Aim:
Gather each line in the entries that includes the string "Average".

Saved entries
--------------------------------
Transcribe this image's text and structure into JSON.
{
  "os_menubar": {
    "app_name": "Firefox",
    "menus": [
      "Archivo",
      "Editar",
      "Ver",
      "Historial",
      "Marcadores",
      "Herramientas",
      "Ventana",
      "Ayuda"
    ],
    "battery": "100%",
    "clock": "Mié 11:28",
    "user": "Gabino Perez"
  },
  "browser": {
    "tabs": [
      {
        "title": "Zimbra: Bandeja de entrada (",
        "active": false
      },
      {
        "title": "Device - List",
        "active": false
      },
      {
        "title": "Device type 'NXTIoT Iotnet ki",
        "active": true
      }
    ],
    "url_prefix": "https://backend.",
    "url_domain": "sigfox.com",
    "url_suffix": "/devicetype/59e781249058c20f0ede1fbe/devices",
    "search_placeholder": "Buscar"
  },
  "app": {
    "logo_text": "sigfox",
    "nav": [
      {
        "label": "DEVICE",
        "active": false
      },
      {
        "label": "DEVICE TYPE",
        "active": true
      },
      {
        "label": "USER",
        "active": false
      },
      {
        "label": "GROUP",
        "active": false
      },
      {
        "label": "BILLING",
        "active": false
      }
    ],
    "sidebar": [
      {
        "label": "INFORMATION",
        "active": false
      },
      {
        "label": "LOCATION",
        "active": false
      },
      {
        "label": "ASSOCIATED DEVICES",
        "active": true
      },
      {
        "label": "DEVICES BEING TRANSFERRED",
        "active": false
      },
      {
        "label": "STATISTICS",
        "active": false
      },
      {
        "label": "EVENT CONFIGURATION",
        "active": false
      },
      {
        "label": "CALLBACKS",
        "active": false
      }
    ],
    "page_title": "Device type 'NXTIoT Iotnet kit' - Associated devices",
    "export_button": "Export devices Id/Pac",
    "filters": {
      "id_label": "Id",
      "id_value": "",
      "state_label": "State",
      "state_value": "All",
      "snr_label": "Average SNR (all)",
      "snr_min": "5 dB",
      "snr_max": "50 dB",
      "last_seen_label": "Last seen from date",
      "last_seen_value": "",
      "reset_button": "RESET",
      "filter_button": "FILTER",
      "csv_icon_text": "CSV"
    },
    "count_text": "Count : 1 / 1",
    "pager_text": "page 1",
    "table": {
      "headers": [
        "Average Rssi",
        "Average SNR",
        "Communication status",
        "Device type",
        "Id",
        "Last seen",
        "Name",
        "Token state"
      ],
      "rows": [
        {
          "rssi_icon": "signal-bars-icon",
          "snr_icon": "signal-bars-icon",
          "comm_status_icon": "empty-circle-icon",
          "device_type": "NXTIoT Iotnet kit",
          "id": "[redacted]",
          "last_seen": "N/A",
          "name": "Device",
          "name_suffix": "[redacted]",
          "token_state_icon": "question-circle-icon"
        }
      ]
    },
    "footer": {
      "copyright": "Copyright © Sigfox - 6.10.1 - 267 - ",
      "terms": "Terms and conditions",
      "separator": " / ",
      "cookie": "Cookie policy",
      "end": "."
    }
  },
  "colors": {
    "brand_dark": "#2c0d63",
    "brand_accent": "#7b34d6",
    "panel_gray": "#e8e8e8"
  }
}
--------------------------------
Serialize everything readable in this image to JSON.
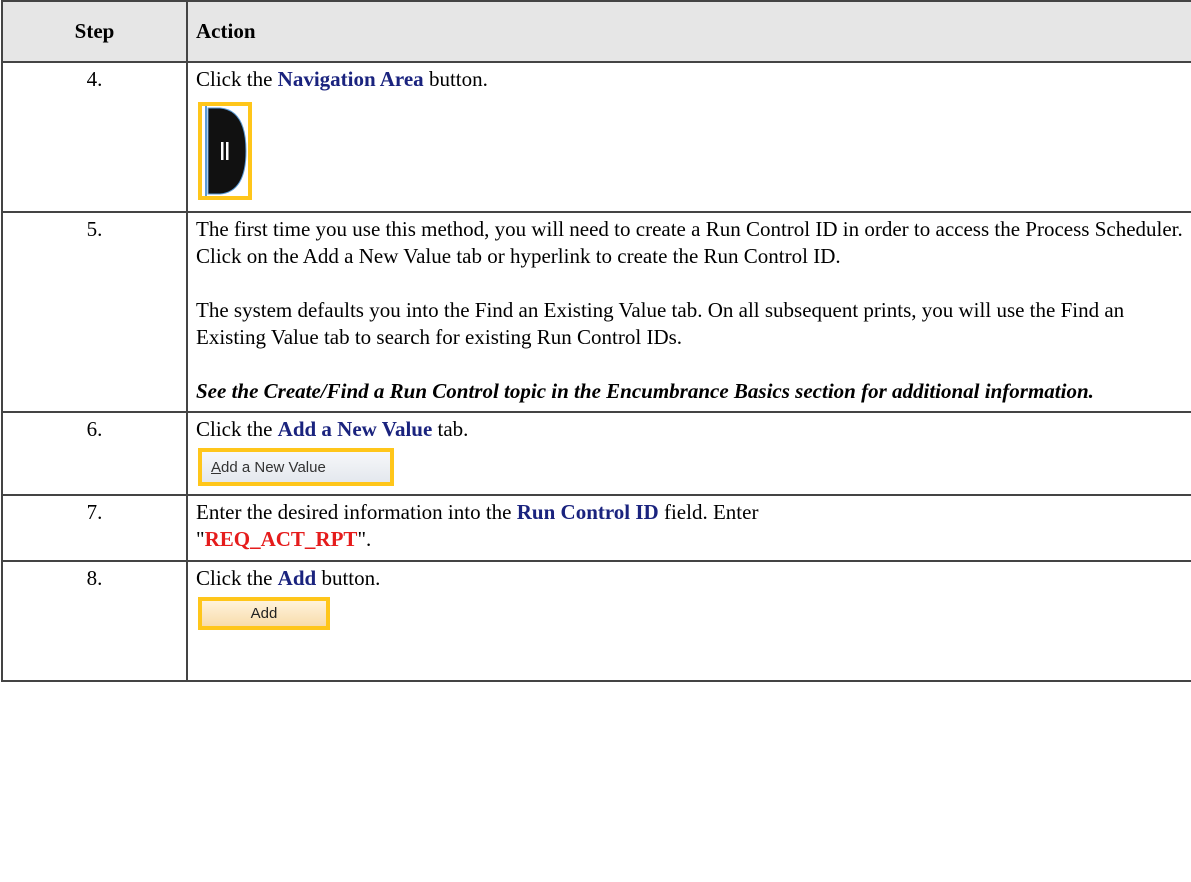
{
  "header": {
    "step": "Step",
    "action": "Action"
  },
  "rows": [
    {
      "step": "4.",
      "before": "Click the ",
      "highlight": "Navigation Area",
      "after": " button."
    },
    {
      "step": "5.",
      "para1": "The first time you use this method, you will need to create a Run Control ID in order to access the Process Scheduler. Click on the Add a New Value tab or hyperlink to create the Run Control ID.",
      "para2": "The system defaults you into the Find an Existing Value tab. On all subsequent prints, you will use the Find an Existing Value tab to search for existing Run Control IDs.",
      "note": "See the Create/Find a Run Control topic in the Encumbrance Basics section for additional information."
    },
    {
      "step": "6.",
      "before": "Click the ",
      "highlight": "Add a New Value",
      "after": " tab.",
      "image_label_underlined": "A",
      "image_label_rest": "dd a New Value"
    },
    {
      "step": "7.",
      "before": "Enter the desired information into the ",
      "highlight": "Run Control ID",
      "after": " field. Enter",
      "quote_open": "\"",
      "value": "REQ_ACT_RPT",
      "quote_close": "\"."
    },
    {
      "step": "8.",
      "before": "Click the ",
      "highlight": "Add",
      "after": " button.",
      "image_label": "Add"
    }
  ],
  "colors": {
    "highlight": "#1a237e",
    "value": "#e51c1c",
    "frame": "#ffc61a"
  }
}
--------------------------------
Solution for this exercise:
      "snr_label": "Average SNR (all)",
        "Average Rssi",
        "Average SNR",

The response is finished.